DATA SUPPLIED ->
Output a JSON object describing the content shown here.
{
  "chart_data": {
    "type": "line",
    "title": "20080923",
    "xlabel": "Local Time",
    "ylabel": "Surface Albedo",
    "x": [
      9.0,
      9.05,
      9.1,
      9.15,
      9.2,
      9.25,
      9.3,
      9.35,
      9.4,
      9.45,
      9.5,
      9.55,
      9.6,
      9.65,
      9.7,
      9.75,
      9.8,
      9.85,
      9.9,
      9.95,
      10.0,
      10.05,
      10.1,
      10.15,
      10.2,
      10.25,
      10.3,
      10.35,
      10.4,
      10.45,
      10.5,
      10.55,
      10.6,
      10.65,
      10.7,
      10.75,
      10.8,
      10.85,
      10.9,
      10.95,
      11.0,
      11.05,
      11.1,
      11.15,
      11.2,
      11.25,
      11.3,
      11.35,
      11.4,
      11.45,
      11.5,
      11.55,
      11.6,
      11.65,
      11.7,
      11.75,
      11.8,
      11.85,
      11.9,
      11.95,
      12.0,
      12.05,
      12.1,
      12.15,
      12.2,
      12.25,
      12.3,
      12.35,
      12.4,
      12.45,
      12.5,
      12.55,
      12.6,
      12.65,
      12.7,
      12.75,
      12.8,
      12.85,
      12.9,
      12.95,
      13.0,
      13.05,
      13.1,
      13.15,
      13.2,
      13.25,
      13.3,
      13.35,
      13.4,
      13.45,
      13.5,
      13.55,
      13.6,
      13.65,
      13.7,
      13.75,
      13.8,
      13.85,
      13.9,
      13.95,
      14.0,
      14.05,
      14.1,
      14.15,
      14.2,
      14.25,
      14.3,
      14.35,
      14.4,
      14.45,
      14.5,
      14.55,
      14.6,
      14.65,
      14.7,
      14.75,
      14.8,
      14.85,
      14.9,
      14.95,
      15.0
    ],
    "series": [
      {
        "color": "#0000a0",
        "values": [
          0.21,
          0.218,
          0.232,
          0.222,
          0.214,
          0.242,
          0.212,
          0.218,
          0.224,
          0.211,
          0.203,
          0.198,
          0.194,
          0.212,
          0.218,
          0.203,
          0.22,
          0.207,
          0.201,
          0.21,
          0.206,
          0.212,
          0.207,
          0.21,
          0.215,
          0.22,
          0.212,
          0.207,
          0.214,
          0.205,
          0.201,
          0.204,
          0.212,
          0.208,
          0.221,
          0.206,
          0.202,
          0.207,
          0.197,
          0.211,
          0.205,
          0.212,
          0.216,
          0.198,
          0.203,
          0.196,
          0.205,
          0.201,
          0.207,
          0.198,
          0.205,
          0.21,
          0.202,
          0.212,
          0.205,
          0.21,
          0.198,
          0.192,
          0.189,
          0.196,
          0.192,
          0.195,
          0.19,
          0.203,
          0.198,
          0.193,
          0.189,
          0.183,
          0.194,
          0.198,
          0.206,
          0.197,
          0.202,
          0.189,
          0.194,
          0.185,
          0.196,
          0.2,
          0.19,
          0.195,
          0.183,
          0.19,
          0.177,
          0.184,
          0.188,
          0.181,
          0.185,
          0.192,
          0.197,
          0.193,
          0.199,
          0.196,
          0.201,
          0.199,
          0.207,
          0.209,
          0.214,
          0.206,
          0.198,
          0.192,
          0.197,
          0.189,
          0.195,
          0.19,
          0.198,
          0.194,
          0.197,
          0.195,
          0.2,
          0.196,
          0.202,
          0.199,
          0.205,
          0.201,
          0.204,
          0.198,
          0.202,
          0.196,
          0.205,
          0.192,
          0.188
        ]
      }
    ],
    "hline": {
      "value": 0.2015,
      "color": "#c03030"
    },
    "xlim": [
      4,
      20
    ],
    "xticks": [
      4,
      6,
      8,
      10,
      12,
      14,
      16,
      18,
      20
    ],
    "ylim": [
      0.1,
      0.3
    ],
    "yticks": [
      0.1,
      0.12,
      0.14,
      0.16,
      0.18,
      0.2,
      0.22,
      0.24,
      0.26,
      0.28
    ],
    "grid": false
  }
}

---

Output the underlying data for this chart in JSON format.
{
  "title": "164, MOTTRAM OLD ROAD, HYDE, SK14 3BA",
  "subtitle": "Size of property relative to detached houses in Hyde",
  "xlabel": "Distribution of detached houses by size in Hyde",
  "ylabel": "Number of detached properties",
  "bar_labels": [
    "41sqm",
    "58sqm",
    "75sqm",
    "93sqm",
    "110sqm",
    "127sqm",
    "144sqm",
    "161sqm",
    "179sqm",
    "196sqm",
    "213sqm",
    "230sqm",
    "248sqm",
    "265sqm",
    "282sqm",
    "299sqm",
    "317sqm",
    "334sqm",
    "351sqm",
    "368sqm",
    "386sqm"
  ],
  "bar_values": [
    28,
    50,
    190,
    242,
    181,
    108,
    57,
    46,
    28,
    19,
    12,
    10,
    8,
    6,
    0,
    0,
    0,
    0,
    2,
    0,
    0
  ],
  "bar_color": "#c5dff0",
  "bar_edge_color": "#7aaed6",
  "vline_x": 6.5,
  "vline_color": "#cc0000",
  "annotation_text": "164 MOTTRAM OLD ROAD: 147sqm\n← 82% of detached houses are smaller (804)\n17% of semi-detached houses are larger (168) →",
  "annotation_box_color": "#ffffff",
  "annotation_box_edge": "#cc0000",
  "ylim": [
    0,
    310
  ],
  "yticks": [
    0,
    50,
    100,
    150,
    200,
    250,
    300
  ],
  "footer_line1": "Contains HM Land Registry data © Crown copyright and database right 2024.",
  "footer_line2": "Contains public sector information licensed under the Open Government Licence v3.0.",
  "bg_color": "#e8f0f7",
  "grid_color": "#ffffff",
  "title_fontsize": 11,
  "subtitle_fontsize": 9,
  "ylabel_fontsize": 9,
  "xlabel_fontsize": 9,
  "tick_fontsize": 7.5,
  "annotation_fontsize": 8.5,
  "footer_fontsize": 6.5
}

TASK ->
Using the entries above, return each line that includes the word "MOTTRAM".

RESULT ->
  "title": "164, MOTTRAM OLD ROAD, HYDE, SK14 3BA",
  "annotation_text": "164 MOTTRAM OLD ROAD: 147sqm\n← 82% of detached houses are smaller (804)\n17% of semi-detached houses are larger (168) →",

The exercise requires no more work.